Collected data
____

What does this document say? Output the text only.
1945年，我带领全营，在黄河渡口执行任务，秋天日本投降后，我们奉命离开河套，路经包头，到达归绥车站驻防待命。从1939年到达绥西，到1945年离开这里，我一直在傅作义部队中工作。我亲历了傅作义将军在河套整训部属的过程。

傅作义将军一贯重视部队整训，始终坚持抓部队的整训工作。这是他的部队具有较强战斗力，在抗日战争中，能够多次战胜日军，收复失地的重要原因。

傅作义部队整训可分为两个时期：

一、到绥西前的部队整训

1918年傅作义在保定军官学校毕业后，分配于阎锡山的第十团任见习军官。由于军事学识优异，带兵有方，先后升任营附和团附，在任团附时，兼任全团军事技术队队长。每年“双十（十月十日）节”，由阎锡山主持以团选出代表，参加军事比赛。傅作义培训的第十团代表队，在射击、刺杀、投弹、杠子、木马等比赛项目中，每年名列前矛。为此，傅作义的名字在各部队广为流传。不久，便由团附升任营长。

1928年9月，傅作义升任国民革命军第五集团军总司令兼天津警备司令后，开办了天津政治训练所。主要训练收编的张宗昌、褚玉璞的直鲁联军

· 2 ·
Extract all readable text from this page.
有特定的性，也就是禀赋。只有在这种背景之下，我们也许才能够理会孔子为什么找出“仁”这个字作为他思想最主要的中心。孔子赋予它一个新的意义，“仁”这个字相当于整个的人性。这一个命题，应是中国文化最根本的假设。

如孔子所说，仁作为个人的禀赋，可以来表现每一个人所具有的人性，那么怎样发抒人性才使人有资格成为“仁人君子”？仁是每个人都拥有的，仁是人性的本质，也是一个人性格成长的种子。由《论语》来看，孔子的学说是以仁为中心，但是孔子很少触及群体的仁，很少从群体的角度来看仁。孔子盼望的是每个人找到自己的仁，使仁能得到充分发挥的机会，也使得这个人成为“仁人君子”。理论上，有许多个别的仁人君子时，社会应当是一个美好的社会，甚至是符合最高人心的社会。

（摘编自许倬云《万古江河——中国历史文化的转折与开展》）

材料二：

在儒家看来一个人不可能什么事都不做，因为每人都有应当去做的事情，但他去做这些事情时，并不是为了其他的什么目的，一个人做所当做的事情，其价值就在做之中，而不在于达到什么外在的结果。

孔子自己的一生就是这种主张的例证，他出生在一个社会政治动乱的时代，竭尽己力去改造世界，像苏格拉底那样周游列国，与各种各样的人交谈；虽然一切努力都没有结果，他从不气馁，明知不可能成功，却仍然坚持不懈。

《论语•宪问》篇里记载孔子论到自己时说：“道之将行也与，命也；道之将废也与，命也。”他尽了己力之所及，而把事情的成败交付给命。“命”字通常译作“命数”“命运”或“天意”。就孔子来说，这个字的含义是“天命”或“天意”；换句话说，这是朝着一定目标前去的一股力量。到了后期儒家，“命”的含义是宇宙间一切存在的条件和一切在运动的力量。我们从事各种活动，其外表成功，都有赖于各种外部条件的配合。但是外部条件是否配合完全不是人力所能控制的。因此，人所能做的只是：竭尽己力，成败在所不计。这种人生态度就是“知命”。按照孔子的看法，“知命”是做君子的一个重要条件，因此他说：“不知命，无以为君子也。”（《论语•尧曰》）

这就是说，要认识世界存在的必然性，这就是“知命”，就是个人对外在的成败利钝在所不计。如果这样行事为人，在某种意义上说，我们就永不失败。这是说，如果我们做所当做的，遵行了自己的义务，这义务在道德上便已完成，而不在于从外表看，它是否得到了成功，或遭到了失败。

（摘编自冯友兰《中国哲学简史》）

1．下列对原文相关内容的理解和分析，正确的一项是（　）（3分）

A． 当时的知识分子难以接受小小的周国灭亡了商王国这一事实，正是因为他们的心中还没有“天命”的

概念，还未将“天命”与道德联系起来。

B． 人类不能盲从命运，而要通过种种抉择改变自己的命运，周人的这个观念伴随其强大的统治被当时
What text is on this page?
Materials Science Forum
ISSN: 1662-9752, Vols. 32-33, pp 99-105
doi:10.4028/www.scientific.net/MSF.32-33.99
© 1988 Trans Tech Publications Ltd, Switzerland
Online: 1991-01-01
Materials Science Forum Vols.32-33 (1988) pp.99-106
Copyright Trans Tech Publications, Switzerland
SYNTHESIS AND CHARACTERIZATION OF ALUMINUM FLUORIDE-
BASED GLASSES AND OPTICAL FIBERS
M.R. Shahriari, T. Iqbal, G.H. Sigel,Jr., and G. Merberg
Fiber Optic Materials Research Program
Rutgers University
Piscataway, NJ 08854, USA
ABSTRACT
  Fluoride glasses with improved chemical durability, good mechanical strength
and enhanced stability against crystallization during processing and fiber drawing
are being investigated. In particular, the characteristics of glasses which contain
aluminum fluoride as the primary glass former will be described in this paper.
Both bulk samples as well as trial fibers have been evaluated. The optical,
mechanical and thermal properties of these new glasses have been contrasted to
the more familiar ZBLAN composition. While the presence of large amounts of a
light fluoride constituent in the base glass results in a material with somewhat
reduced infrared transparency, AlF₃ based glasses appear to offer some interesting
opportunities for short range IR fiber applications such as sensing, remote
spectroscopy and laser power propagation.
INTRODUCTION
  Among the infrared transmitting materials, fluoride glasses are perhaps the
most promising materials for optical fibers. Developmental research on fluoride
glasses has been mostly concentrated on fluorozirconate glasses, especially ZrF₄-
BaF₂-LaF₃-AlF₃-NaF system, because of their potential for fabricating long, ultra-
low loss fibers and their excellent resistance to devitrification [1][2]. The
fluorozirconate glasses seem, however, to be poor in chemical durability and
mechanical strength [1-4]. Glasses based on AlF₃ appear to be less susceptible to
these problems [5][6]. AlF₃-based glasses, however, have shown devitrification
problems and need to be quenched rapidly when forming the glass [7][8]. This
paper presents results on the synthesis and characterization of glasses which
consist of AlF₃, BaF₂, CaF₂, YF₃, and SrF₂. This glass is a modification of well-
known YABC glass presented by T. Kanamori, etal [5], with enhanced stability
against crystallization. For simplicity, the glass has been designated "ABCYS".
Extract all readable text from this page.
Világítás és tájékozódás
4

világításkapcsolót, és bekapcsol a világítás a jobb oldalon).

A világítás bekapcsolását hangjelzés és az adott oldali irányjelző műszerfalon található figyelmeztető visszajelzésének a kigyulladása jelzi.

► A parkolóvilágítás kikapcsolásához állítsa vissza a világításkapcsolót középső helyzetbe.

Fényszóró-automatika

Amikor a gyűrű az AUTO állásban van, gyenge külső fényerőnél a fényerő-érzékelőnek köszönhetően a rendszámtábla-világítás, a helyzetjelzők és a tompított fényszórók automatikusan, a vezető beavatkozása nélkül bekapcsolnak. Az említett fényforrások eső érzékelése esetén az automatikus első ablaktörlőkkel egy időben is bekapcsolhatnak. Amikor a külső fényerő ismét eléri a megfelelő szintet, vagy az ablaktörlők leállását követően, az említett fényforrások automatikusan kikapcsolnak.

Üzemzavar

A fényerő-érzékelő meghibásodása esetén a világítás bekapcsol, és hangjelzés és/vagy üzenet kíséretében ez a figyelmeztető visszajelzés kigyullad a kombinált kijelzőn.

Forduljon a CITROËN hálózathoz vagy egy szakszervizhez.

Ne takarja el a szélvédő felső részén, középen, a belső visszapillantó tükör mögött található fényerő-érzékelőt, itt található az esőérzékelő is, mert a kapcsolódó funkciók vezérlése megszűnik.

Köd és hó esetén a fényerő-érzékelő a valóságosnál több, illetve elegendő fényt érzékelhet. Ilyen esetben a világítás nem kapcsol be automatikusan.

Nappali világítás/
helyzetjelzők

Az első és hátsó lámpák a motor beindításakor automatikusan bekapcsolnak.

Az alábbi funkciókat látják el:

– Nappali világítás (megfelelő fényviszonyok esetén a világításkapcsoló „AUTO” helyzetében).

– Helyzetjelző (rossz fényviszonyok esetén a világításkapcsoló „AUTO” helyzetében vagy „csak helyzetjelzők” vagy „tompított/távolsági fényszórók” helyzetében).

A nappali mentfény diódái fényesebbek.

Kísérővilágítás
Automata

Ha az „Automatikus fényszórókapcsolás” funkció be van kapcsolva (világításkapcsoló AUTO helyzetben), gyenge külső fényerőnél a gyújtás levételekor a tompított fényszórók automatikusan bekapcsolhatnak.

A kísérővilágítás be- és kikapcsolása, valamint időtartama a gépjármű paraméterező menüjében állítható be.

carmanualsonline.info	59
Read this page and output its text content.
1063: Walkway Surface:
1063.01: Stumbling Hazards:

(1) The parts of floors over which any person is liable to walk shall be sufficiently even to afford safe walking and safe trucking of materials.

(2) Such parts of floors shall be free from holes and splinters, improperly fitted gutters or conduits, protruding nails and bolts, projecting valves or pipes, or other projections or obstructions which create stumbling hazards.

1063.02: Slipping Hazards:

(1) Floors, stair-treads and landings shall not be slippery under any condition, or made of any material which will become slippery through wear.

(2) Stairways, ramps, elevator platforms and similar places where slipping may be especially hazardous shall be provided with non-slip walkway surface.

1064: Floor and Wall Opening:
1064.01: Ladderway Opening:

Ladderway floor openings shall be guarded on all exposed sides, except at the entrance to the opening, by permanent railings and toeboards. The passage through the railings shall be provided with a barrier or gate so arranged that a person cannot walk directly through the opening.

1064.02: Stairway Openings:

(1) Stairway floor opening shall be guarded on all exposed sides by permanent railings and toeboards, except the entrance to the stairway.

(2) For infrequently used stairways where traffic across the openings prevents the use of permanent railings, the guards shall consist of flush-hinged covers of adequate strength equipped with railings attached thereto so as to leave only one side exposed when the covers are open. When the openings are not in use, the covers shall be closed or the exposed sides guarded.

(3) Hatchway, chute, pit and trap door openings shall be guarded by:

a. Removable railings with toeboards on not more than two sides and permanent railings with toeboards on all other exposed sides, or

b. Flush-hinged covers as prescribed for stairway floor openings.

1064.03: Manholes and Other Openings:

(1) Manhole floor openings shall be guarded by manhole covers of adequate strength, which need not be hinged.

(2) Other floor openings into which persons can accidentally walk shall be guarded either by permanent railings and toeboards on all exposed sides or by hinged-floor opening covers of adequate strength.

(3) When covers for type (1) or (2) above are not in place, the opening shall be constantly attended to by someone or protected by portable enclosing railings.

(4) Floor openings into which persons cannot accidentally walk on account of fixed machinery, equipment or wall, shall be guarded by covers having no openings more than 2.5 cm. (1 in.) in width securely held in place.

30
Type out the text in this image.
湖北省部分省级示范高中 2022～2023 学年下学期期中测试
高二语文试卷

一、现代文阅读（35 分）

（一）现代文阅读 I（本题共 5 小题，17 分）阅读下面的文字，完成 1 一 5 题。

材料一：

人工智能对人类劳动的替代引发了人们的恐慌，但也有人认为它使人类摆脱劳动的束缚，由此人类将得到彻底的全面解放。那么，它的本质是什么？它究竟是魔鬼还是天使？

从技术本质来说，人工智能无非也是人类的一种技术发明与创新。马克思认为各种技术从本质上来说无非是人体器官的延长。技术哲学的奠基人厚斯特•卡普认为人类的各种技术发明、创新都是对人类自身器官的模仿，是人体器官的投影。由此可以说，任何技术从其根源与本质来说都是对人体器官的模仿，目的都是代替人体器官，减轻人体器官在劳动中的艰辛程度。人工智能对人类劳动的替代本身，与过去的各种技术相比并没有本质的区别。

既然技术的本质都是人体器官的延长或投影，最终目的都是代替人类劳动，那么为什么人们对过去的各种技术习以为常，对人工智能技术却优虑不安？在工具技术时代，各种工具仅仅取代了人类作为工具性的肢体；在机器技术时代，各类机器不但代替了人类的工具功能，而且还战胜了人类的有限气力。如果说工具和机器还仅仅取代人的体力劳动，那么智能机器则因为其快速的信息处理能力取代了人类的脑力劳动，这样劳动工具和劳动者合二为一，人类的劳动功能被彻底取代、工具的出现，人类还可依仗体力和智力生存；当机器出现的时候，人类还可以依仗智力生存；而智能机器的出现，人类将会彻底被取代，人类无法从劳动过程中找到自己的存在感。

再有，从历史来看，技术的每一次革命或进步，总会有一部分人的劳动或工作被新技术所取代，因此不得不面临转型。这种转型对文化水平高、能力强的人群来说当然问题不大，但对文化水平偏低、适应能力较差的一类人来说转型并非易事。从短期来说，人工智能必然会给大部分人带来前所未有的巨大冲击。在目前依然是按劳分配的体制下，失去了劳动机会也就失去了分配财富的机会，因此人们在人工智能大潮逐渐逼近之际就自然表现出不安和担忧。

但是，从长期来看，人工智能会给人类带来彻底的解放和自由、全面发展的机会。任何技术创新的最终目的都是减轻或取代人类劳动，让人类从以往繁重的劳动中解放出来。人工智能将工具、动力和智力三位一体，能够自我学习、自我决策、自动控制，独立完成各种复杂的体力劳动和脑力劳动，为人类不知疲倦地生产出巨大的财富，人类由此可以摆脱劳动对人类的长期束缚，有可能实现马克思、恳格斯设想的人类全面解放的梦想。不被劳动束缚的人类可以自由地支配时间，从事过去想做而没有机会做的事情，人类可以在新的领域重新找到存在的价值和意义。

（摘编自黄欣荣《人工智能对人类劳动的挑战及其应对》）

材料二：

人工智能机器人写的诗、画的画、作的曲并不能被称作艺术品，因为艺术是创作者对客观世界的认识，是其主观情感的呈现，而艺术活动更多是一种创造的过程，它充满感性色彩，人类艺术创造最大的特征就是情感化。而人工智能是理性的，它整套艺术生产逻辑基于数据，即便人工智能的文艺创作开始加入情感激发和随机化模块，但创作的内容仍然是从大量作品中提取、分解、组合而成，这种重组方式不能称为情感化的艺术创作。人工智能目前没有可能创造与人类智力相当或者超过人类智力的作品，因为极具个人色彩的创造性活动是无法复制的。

____

> **Work required**:
Above are lines of data; state how many of them contain the word "fényviszonyok", with no other output.

> **Solution**:
2